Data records
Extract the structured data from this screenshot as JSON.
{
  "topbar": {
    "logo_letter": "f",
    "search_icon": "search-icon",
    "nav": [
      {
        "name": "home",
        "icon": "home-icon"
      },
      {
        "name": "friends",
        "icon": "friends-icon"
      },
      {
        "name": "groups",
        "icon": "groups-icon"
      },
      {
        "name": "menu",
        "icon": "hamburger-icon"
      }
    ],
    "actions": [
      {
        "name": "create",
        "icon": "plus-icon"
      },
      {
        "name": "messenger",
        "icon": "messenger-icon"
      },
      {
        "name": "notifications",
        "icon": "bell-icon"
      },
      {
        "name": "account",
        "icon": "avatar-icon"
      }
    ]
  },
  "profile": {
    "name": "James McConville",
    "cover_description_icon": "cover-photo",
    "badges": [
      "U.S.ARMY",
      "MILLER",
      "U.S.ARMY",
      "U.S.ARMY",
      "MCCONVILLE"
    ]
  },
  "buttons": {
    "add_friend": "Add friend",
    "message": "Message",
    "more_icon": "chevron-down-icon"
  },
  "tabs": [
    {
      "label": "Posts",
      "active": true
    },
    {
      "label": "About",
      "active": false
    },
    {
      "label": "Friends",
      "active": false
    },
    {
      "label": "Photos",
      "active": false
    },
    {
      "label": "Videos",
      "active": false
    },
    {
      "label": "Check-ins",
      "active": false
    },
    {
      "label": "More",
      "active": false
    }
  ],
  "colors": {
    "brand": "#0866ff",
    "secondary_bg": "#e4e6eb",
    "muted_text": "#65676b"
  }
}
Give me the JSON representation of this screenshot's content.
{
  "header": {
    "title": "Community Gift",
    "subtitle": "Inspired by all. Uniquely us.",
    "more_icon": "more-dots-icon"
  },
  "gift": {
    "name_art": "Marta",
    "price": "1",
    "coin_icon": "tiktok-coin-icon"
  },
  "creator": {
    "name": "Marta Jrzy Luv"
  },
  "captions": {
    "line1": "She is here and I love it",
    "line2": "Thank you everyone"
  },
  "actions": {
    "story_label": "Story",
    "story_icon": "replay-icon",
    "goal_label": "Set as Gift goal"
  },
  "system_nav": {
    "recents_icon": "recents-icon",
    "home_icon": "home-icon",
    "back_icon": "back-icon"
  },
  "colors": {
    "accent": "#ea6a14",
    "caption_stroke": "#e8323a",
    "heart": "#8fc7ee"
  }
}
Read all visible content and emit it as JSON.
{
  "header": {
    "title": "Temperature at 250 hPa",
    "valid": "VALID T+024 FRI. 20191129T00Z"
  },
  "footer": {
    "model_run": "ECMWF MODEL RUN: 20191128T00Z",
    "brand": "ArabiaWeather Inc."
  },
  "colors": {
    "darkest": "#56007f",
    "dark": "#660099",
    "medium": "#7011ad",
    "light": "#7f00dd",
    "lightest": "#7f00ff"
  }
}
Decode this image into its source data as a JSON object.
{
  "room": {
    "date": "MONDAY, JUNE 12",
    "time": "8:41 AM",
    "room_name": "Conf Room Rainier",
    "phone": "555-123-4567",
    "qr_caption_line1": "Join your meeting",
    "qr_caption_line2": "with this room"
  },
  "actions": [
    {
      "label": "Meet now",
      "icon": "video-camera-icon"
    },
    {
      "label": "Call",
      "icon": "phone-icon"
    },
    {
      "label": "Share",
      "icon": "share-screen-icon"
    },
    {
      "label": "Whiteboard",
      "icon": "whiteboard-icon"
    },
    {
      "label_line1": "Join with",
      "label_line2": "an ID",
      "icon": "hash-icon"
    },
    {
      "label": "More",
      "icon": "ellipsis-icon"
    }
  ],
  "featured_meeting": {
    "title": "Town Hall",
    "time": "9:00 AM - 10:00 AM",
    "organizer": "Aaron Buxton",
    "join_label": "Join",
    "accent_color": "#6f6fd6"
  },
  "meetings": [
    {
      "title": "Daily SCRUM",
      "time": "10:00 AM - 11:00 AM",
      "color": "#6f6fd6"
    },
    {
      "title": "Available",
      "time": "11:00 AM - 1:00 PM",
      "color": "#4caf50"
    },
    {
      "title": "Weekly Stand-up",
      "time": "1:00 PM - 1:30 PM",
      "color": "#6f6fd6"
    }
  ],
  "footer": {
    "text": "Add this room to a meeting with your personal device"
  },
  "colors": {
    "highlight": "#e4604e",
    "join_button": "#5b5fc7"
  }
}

Required work » All entries shown above should be printed again exactly.

Exercise answer »
Extract the structured data from this screenshot as JSON.
{
  "topbar": {
    "logo_letter": "f",
    "search_icon": "search-icon",
    "nav": [
      {
        "name": "home",
        "icon": "home-icon"
      },
      {
        "name": "friends",
        "icon": "friends-icon"
      },
      {
        "name": "groups",
        "icon": "groups-icon"
      },
      {
        "name": "menu",
        "icon": "hamburger-icon"
      }
    ],
    "actions": [
      {
        "name": "create",
        "icon": "plus-icon"
      },
      {
        "name": "messenger",
        "icon": "messenger-icon"
      },
      {
        "name": "notifications",
        "icon": "bell-icon"
      },
      {
        "name": "account",
        "icon": "avatar-icon"
      }
    ]
  },
  "profile": {
    "name": "James McConville",
    "cover_description_icon": "cover-photo",
    "badges": [
      "U.S.ARMY",
      "MILLER",
      "U.S.ARMY",
      "U.S.ARMY",
      "MCCONVILLE"
    ]
  },
  "buttons": {
    "add_friend": "Add friend",
    "message": "Message",
    "more_icon": "chevron-down-icon"
  },
  "tabs": [
    {
      "label": "Posts",
      "active": true
    },
    {
      "label": "About",
      "active": false
    },
    {
      "label": "Friends",
      "active": false
    },
    {
      "label": "Photos",
      "active": false
    },
    {
      "label": "Videos",
      "active": false
    },
    {
      "label": "Check-ins",
      "active": false
    },
    {
      "label": "More",
      "active": false
    }
  ],
  "colors": {
    "brand": "#0866ff",
    "secondary_bg": "#e4e6eb",
    "muted_text": "#65676b"
  }
}
Give me the JSON representation of this screenshot's content.
{
  "header": {
    "title": "Community Gift",
    "subtitle": "Inspired by all. Uniquely us.",
    "more_icon": "more-dots-icon"
  },
  "gift": {
    "name_art": "Marta",
    "price": "1",
    "coin_icon": "tiktok-coin-icon"
  },
  "creator": {
    "name": "Marta Jrzy Luv"
  },
  "captions": {
    "line1": "She is here and I love it",
    "line2": "Thank you everyone"
  },
  "actions": {
    "story_label": "Story",
    "story_icon": "replay-icon",
    "goal_label": "Set as Gift goal"
  },
  "system_nav": {
    "recents_icon": "recents-icon",
    "home_icon": "home-icon",
    "back_icon": "back-icon"
  },
  "colors": {
    "accent": "#ea6a14",
    "caption_stroke": "#e8323a",
    "heart": "#8fc7ee"
  }
}
Read all visible content and emit it as JSON.
{
  "header": {
    "title": "Temperature at 250 hPa",
    "valid": "VALID T+024 FRI. 20191129T00Z"
  },
  "footer": {
    "model_run": "ECMWF MODEL RUN: 20191128T00Z",
    "brand": "ArabiaWeather Inc."
  },
  "colors": {
    "darkest": "#56007f",
    "dark": "#660099",
    "medium": "#7011ad",
    "light": "#7f00dd",
    "lightest": "#7f00ff"
  }
}
Decode this image into its source data as a JSON object.
{
  "room": {
    "date": "MONDAY, JUNE 12",
    "time": "8:41 AM",
    "room_name": "Conf Room Rainier",
    "phone": "555-123-4567",
    "qr_caption_line1": "Join your meeting",
    "qr_caption_line2": "with this room"
  },
  "actions": [
    {
      "label": "Meet now",
      "icon": "video-camera-icon"
    },
    {
      "label": "Call",
      "icon": "phone-icon"
    },
    {
      "label": "Share",
      "icon": "share-screen-icon"
    },
    {
      "label": "Whiteboard",
      "icon": "whiteboard-icon"
    },
    {
      "label_line1": "Join with",
      "label_line2": "an ID",
      "icon": "hash-icon"
    },
    {
      "label": "More",
      "icon": "ellipsis-icon"
    }
  ],
  "featured_meeting": {
    "title": "Town Hall",
    "time": "9:00 AM - 10:00 AM",
    "organizer": "Aaron Buxton",
    "join_label": "Join",
    "accent_color": "#6f6fd6"
  },
  "meetings": [
    {
      "title": "Daily SCRUM",
      "time": "10:00 AM - 11:00 AM",
      "color": "#6f6fd6"
    },
    {
      "title": "Available",
      "time": "11:00 AM - 1:00 PM",
      "color": "#4caf50"
    },
    {
      "title": "Weekly Stand-up",
      "time": "1:00 PM - 1:30 PM",
      "color": "#6f6fd6"
    }
  ],
  "footer": {
    "text": "Add this room to a meeting with your personal device"
  },
  "colors": {
    "highlight": "#e4604e",
    "join_button": "#5b5fc7"
  }
}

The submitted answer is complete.